**Estratto del documento:**
━━━━━━

La lunga fila in Italia per il pasto di Pasqua
Dopo il primo anno della pandemia ci sono in Italia un milione di individui poveri assoluti in più che non riescono a sostenere le spese
Milano- La fila lunga mezzo chilometro vista anche a Milano per la Pasqua in attesa di ricevere un pasto con uova di cioccolata e colombe è la concretizzazione del dato sconvolgente comunicato dall’Istat il 4 marzo scorso: le famiglie in povertà assoluta sono oltre 2 milioni, 335 mila in più. In totale gli individui censiti in questa condizione sono 5,6 milioni, oltre un milione in più rispetto al 2019. Dopo il primo anno della pandemia ci sono in Italia un milione di individui poveri assoluti in più che non riescono a sostenere le spese per la casa, per la salute e il vestiario, i pasti e quelle per i figli.
Da mesi, visibile in viale Toscana a Milano, una delle sedi di Pane Quotidiano, l’associazione laica di volontariato milanese (dal 1898), a pochi passi dalla nuova sede dell’università Bocconi dove sorgono torri avveniristiche e circolari, mentre le file arrivano al semaforo dell’incrocio con via Castelbarco. Qui, ogni giorno, raccontano i volontari, ci sono circa 3500 persone che ritirano un pasto, la fila può durare anche un’ora. Al sabato si mettono in fila anche oltre 4 mila persone.

━━━━━━

**Dati disponibili:**
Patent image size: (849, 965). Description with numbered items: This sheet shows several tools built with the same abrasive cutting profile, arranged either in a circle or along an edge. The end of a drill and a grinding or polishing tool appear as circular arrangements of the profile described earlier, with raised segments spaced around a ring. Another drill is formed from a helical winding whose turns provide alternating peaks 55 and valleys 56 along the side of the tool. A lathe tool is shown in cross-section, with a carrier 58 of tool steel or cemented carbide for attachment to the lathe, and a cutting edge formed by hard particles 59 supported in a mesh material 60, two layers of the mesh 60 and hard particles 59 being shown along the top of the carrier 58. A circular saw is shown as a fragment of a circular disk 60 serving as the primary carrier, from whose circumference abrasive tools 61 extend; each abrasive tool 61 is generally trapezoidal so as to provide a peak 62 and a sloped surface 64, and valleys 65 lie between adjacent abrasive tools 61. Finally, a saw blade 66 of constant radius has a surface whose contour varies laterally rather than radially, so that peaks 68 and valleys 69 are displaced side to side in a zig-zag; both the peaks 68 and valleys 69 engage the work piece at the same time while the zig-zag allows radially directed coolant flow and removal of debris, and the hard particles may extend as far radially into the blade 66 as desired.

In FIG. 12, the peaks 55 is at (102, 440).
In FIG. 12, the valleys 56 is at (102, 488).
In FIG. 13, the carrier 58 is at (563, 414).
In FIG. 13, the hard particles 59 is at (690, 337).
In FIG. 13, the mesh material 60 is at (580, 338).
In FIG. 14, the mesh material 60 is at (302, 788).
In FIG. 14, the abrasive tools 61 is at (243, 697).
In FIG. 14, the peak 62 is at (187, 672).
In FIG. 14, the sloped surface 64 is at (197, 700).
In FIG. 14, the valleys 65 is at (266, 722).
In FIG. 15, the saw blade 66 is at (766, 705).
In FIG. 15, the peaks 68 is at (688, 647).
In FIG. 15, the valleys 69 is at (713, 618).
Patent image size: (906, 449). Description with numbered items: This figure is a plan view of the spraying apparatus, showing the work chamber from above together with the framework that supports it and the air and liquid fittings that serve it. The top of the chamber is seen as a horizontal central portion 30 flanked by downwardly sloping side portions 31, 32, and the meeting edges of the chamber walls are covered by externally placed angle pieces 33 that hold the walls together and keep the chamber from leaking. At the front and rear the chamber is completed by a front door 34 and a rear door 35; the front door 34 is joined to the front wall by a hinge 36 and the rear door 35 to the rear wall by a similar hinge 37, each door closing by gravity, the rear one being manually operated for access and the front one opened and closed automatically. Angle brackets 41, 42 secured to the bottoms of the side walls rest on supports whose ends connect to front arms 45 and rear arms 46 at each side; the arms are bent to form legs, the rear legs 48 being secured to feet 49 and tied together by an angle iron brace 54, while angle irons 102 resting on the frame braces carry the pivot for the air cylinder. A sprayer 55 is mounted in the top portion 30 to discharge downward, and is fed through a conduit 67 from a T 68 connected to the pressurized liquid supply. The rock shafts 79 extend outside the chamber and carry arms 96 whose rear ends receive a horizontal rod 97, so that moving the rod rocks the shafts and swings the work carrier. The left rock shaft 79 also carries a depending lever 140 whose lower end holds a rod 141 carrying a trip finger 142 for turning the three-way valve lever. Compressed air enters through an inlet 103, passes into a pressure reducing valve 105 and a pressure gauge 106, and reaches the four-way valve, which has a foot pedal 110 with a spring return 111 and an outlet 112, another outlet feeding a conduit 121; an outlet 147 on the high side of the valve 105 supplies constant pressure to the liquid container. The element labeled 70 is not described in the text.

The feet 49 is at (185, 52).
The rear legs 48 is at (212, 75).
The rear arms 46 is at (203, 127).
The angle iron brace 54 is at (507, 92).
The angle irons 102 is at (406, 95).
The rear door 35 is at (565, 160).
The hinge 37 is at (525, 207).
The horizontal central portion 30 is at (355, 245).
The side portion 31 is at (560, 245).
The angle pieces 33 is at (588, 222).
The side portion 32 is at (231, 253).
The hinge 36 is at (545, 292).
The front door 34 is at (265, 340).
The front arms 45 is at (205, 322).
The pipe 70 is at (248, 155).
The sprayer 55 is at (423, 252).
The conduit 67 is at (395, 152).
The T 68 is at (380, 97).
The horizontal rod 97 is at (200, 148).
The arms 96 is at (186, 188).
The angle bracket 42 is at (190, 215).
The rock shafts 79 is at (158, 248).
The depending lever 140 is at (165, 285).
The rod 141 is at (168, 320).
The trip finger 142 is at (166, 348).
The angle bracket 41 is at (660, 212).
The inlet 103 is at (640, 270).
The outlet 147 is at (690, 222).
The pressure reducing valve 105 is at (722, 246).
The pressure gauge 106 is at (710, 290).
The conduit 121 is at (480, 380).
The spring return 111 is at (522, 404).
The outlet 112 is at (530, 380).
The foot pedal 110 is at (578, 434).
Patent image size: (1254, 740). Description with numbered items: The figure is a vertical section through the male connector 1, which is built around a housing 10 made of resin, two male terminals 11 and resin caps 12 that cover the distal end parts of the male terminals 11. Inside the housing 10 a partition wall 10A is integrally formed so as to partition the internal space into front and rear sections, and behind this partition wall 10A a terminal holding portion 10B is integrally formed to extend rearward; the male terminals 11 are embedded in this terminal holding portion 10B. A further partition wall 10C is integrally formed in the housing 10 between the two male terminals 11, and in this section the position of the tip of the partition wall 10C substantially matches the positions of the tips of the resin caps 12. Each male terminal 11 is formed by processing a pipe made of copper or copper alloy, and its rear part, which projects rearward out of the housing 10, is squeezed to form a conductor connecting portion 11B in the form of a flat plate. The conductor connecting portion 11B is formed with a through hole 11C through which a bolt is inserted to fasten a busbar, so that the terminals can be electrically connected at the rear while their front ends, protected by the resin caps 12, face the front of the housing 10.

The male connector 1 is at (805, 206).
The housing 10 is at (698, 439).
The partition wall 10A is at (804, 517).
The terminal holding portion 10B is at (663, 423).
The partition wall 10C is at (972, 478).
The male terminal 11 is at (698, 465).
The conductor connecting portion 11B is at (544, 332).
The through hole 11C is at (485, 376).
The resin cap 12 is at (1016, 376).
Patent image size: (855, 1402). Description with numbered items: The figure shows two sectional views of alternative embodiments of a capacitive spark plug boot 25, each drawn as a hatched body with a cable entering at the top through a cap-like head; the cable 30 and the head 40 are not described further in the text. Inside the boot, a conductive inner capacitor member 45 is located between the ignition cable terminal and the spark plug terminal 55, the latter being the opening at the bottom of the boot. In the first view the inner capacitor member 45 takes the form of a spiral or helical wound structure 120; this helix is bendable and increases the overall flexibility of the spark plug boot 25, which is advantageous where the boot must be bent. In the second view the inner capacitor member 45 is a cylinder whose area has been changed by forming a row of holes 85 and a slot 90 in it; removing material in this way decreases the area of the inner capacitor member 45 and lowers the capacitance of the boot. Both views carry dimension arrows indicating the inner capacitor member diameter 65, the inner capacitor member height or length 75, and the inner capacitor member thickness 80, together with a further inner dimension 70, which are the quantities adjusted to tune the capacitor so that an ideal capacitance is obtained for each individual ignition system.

━━━━━━

**Consegna:** Copi per intero il testo sulla fila per il pasto di Pasqua a Milano, senza modificarne alcuna parola.

**Risposta:**
La lunga fila in Italia per il pasto di Pasqua
Dopo il primo anno della pandemia ci sono in Italia un milione di individui poveri assoluti in più che non riescono a sostenere le spese
Milano- La fila lunga mezzo chilometro vista anche a Milano per la Pasqua in attesa di ricevere un pasto con uova di cioccolata e colombe è la concretizzazione del dato sconvolgente comunicato dall’Istat il 4 marzo scorso: le famiglie in povertà assoluta sono oltre 2 milioni, 335 mila in più. In totale gli individui censiti in questa condizione sono 5,6 milioni, oltre un milione in più rispetto al 2019. Dopo il primo anno della pandemia ci sono in Italia un milione di individui poveri assoluti in più che non riescono a sostenere le spese per la casa, per la salute e il vestiario, i pasti e quelle per i figli.
Da mesi, visibile in viale Toscana a Milano, una delle sedi di Pane Quotidiano, l’associazione laica di volontariato milanese (dal 1898), a pochi passi dalla nuova sede dell’università Bocconi dove sorgono torri avveniristiche e circolari, mentre le file arrivano al semaforo dell’incrocio con via Castelbarco. Qui, ogni giorno, raccontano i volontari, ci sono circa 3500 persone che ritirano un pasto, la fila può durare anche un’ora. Al sabato si mettono in fila anche oltre 4 mila persone.